Records shown:
---+---

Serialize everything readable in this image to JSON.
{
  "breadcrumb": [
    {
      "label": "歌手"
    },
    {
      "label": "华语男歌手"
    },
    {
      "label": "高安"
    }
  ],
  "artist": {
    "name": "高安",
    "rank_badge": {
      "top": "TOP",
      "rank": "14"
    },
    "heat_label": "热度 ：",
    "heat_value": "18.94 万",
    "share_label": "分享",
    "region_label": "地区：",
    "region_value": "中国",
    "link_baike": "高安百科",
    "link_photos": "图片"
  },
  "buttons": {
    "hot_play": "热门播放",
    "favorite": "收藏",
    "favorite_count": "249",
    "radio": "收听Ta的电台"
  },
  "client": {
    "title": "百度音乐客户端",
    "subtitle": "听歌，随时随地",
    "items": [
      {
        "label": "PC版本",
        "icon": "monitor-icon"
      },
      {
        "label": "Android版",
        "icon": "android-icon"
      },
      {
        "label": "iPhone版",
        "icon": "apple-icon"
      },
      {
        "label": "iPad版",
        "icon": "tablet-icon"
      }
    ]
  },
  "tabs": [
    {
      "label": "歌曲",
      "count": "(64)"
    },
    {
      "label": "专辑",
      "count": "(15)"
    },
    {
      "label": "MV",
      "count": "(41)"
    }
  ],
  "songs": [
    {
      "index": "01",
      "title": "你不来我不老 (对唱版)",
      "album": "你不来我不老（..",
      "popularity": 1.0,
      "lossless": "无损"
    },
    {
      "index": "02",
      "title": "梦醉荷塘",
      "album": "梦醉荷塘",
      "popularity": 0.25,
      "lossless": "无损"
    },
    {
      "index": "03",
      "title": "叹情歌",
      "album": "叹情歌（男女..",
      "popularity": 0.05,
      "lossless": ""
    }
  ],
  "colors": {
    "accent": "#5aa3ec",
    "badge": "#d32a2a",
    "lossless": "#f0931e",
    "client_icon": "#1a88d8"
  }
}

---+---

Work required: Take every line containing the word "lossless" and copy it.

Finished exercise:
      "lossless": "无损"
      "lossless": "无损"
      "lossless": ""
    "lossless": "#f0931e",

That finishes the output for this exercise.